What is asked –
Update the data below by replacing every "segment-arrow" with "prompt-separator" and keeping everything else unchanged. Leave the pictures out of your output.

Visual layout annotation data
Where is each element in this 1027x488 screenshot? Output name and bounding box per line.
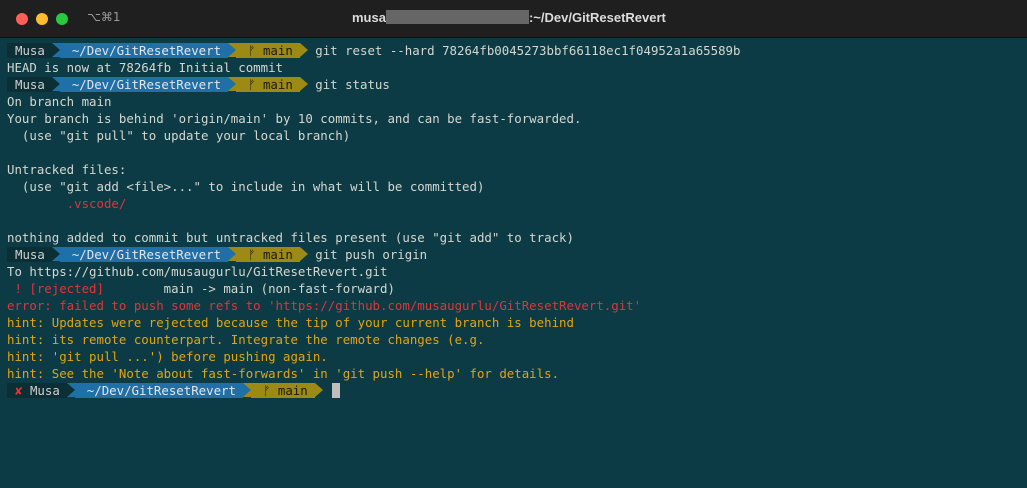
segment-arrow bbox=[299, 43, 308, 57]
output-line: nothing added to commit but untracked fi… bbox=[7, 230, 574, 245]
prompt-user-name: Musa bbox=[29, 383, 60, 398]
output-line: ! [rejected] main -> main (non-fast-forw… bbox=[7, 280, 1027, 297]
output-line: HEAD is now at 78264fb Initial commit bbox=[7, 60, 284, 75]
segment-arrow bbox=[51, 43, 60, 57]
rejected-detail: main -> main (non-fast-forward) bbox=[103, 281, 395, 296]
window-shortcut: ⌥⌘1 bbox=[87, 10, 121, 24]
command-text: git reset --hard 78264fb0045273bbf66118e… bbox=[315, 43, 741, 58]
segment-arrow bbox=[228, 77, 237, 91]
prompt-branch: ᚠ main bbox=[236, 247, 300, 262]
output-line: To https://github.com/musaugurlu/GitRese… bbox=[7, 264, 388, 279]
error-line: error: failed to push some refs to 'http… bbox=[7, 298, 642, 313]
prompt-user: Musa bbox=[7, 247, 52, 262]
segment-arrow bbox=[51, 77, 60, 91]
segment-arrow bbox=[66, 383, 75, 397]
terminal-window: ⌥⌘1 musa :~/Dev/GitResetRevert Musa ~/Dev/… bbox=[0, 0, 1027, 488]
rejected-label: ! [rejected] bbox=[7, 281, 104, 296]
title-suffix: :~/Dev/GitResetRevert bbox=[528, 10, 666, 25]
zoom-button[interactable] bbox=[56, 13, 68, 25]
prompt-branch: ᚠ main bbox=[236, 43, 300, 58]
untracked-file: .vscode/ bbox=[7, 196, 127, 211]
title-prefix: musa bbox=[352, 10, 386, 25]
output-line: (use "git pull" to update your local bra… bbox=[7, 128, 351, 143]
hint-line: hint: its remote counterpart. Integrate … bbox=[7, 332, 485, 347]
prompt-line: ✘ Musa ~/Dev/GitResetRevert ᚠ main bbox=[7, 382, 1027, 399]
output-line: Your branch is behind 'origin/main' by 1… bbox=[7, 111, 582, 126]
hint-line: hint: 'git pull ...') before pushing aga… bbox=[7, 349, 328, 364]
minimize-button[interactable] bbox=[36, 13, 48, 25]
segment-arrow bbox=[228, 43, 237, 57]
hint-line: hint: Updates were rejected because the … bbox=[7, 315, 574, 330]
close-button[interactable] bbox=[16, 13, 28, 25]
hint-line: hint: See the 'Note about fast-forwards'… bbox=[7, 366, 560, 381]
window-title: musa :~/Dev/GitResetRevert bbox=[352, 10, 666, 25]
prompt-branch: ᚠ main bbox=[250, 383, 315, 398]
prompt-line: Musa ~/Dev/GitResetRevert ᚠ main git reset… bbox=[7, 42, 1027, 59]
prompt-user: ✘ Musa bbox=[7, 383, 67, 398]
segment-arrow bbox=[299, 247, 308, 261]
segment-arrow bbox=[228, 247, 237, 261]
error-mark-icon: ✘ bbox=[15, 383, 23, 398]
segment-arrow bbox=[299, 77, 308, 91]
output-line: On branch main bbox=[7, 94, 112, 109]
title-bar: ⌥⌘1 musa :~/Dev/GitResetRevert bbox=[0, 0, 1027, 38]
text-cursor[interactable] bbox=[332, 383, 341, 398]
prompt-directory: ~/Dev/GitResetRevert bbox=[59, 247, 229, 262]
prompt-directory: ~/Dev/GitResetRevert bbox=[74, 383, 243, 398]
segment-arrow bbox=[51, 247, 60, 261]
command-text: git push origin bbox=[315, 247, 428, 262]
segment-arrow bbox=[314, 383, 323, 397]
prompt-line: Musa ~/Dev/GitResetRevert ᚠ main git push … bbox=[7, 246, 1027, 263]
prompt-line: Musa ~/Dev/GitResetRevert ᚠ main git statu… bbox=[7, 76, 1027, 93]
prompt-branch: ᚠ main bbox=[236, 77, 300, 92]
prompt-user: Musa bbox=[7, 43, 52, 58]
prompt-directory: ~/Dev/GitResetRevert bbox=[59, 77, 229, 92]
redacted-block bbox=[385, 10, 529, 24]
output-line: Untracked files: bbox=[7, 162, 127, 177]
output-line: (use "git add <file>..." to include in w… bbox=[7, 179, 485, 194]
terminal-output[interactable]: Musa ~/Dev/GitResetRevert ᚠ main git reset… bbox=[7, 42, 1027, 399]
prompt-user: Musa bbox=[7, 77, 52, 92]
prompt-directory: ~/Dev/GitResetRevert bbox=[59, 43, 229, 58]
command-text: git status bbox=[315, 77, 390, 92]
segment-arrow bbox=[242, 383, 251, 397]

Exercise solution –
Where is each element in this 1027x488 screenshot? Output name and bounding box per line.
prompt-separator bbox=[299, 43, 308, 57]
output-line: nothing added to commit but untracked fi… bbox=[7, 230, 574, 245]
prompt-user-name: Musa bbox=[29, 383, 60, 398]
output-line: ! [rejected] main -> main (non-fast-forw… bbox=[7, 280, 1027, 297]
output-line: HEAD is now at 78264fb Initial commit bbox=[7, 60, 284, 75]
prompt-separator bbox=[51, 43, 60, 57]
rejected-detail: main -> main (non-fast-forward) bbox=[103, 281, 395, 296]
window-shortcut: ⌥⌘1 bbox=[87, 10, 121, 24]
command-text: git reset --hard 78264fb0045273bbf66118e… bbox=[315, 43, 741, 58]
prompt-separator bbox=[228, 77, 237, 91]
prompt-branch: ᚠ main bbox=[236, 247, 300, 262]
output-line: To https://github.com/musaugurlu/GitRese… bbox=[7, 264, 388, 279]
error-line: error: failed to push some refs to 'http… bbox=[7, 298, 642, 313]
prompt-user: Musa bbox=[7, 247, 52, 262]
prompt-separator bbox=[51, 77, 60, 91]
prompt-separator bbox=[66, 383, 75, 397]
terminal-window: ⌥⌘1 musa :~/Dev/GitResetRevert Musa ~/Dev/… bbox=[0, 0, 1027, 488]
rejected-label: ! [rejected] bbox=[7, 281, 104, 296]
title-suffix: :~/Dev/GitResetRevert bbox=[528, 10, 666, 25]
zoom-button[interactable] bbox=[56, 13, 68, 25]
prompt-branch: ᚠ main bbox=[236, 43, 300, 58]
untracked-file: .vscode/ bbox=[7, 196, 127, 211]
title-prefix: musa bbox=[352, 10, 386, 25]
output-line: (use "git pull" to update your local bra… bbox=[7, 128, 351, 143]
hint-line: hint: its remote counterpart. Integrate … bbox=[7, 332, 485, 347]
prompt-line: ✘ Musa ~/Dev/GitResetRevert ᚠ main bbox=[7, 382, 1027, 399]
output-line: Your branch is behind 'origin/main' by 1… bbox=[7, 111, 582, 126]
hint-line: hint: 'git pull ...') before pushing aga… bbox=[7, 349, 328, 364]
minimize-button[interactable] bbox=[36, 13, 48, 25]
prompt-separator bbox=[228, 43, 237, 57]
hint-line: hint: Updates were rejected because the … bbox=[7, 315, 574, 330]
close-button[interactable] bbox=[16, 13, 28, 25]
hint-line: hint: See the 'Note about fast-forwards'… bbox=[7, 366, 560, 381]
window-title: musa :~/Dev/GitResetRevert bbox=[352, 10, 666, 25]
prompt-branch: ᚠ main bbox=[250, 383, 315, 398]
prompt-line: Musa ~/Dev/GitResetRevert ᚠ main git reset… bbox=[7, 42, 1027, 59]
prompt-user: ✘ Musa bbox=[7, 383, 67, 398]
prompt-separator bbox=[299, 247, 308, 261]
prompt-separator bbox=[228, 247, 237, 261]
error-mark-icon: ✘ bbox=[15, 383, 23, 398]
prompt-separator bbox=[299, 77, 308, 91]
output-line: On branch main bbox=[7, 94, 112, 109]
title-bar: ⌥⌘1 musa :~/Dev/GitResetRevert bbox=[0, 0, 1027, 38]
text-cursor[interactable] bbox=[332, 383, 341, 398]
prompt-directory: ~/Dev/GitResetRevert bbox=[59, 247, 229, 262]
prompt-directory: ~/Dev/GitResetRevert bbox=[74, 383, 243, 398]
prompt-separator bbox=[51, 247, 60, 261]
command-text: git push origin bbox=[315, 247, 428, 262]
prompt-separator bbox=[314, 383, 323, 397]
prompt-line: Musa ~/Dev/GitResetRevert ᚠ main git push … bbox=[7, 246, 1027, 263]
prompt-line: Musa ~/Dev/GitResetRevert ᚠ main git statu… bbox=[7, 76, 1027, 93]
prompt-branch: ᚠ main bbox=[236, 77, 300, 92]
prompt-user: Musa bbox=[7, 43, 52, 58]
prompt-directory: ~/Dev/GitResetRevert bbox=[59, 77, 229, 92]
redacted-block bbox=[385, 10, 529, 24]
output-line: Untracked files: bbox=[7, 162, 127, 177]
output-line: (use "git add <file>..." to include in w… bbox=[7, 179, 485, 194]
terminal-output[interactable]: Musa ~/Dev/GitResetRevert ᚠ main git reset… bbox=[7, 42, 1027, 399]
prompt-user: Musa bbox=[7, 77, 52, 92]
prompt-directory: ~/Dev/GitResetRevert bbox=[59, 43, 229, 58]
command-text: git status bbox=[315, 77, 390, 92]
prompt-separator bbox=[242, 383, 251, 397]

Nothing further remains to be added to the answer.